What you will do
What lines of the data hold the string "resources"? Pull each one out.

Material provided
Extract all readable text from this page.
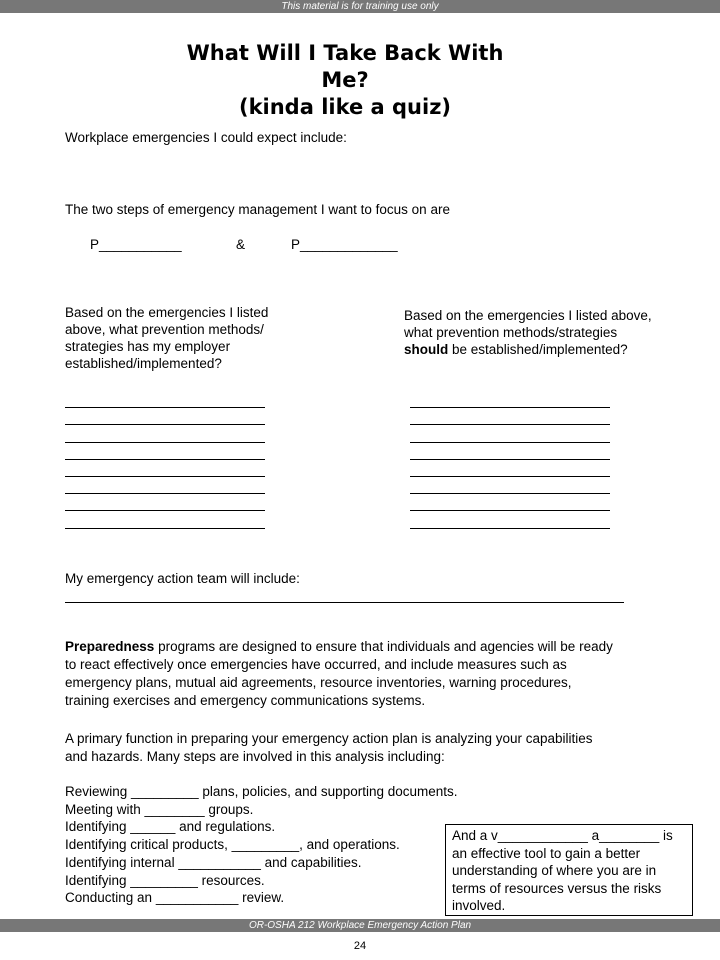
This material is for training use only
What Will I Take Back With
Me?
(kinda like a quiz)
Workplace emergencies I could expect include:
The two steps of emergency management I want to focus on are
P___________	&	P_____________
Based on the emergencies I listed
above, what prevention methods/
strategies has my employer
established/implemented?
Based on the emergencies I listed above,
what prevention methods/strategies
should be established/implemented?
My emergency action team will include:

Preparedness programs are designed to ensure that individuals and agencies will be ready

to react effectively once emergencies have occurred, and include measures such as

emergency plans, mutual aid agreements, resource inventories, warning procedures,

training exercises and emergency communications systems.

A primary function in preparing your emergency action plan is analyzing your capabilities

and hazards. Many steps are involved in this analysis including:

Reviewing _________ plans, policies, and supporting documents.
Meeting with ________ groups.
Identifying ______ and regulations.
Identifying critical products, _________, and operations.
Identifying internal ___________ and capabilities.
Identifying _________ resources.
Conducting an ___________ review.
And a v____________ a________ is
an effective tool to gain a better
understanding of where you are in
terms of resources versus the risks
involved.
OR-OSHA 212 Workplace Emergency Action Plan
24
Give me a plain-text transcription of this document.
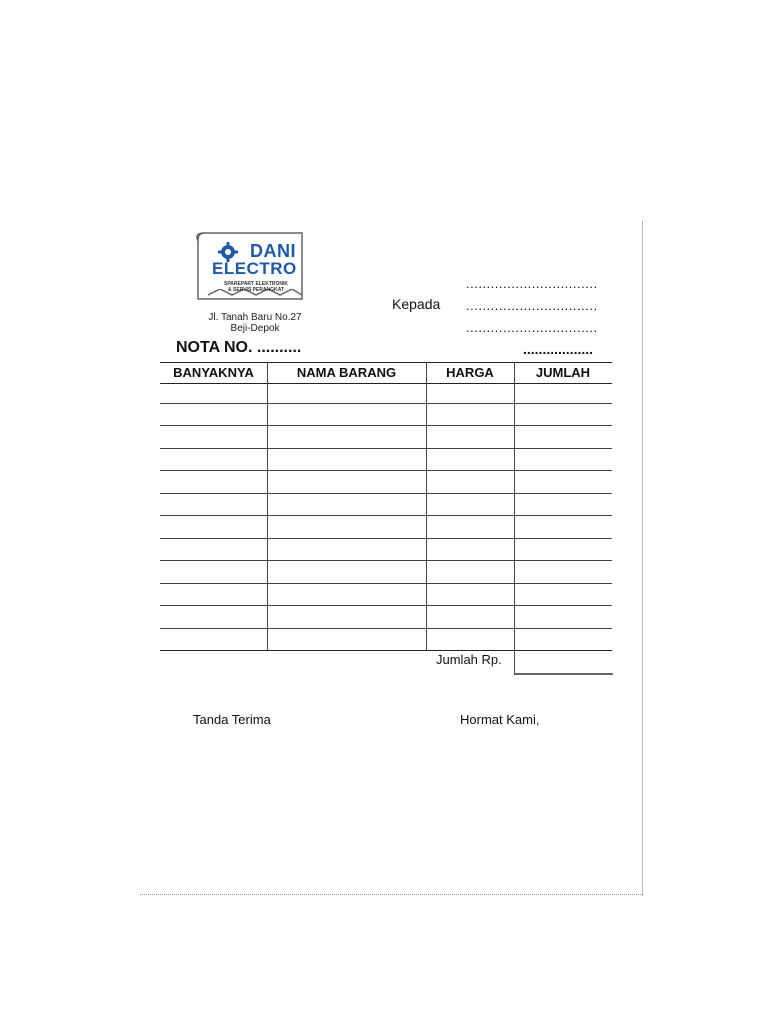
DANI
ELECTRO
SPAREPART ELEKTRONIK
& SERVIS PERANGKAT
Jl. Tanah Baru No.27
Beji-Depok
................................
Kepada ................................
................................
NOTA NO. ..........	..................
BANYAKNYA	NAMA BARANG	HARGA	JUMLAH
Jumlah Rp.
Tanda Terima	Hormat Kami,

Result of the task
Identifying _________ resources.
terms of resources versus the risks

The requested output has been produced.